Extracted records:
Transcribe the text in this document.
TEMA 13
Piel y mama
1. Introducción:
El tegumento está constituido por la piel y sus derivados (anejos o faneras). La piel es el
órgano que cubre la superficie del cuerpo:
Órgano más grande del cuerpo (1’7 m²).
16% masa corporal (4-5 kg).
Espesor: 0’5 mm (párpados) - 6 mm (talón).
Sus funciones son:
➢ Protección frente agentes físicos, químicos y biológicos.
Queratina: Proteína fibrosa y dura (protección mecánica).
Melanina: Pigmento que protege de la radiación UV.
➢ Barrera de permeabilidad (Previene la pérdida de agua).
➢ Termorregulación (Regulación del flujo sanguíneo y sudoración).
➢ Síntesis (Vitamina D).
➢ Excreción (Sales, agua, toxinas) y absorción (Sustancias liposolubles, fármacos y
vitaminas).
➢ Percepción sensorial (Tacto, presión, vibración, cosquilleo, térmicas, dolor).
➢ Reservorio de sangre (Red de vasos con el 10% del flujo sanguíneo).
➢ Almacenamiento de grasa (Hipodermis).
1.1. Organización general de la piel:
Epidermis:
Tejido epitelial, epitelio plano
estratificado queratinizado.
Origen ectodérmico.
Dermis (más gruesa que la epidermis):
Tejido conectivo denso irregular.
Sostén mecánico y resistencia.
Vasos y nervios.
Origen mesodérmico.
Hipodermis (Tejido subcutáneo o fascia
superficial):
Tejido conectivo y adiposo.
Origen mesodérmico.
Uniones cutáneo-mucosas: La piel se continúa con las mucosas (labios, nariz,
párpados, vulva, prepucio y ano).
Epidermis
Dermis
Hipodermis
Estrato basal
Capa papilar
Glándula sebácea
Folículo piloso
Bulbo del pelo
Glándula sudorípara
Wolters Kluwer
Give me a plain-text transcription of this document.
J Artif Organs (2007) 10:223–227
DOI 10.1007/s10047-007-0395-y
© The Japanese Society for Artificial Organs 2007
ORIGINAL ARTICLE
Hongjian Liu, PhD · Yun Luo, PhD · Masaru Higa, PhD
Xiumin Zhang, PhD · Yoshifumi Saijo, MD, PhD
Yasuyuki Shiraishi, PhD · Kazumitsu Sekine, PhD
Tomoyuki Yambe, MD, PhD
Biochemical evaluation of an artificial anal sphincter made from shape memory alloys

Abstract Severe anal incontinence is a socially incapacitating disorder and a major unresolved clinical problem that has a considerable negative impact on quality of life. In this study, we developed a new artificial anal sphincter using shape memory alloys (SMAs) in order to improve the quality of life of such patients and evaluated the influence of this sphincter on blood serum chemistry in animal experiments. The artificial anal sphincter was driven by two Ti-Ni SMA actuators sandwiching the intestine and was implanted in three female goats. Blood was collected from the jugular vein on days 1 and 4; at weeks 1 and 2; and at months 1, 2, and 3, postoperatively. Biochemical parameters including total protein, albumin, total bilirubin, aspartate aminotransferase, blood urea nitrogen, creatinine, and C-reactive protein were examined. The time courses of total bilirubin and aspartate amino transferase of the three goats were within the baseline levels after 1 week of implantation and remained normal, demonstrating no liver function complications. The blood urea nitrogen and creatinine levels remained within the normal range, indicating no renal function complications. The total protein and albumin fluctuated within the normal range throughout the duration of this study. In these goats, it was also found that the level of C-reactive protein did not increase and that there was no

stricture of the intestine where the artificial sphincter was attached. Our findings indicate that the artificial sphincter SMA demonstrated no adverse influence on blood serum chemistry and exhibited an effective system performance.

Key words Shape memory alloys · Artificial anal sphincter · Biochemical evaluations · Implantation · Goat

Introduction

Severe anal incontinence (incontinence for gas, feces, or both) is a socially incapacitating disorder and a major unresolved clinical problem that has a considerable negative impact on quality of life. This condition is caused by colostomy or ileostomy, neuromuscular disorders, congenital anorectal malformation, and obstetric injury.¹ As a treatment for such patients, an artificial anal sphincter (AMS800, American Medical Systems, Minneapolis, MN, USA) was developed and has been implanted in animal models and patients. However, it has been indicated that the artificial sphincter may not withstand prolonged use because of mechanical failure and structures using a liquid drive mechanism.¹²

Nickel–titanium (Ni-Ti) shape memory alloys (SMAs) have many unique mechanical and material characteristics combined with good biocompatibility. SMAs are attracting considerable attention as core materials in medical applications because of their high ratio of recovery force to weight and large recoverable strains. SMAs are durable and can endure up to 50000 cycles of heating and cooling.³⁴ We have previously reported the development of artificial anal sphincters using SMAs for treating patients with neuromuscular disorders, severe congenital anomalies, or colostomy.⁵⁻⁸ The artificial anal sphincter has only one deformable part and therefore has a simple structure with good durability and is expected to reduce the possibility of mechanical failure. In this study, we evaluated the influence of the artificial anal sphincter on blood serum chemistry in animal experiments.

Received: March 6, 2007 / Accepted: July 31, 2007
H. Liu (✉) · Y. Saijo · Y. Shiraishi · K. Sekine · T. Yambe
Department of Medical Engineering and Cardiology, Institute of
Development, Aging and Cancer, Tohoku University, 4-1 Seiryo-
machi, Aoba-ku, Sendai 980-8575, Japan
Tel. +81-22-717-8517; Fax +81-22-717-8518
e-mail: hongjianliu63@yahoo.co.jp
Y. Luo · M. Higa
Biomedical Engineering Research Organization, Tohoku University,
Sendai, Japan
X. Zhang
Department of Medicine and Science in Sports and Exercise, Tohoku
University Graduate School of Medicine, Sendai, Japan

**ASSIGNMENT**
Give the count of lines in the data that contain the word "cuerpo", and write nothing besides it.

**ANSWER TO THIS PROBLEM**
2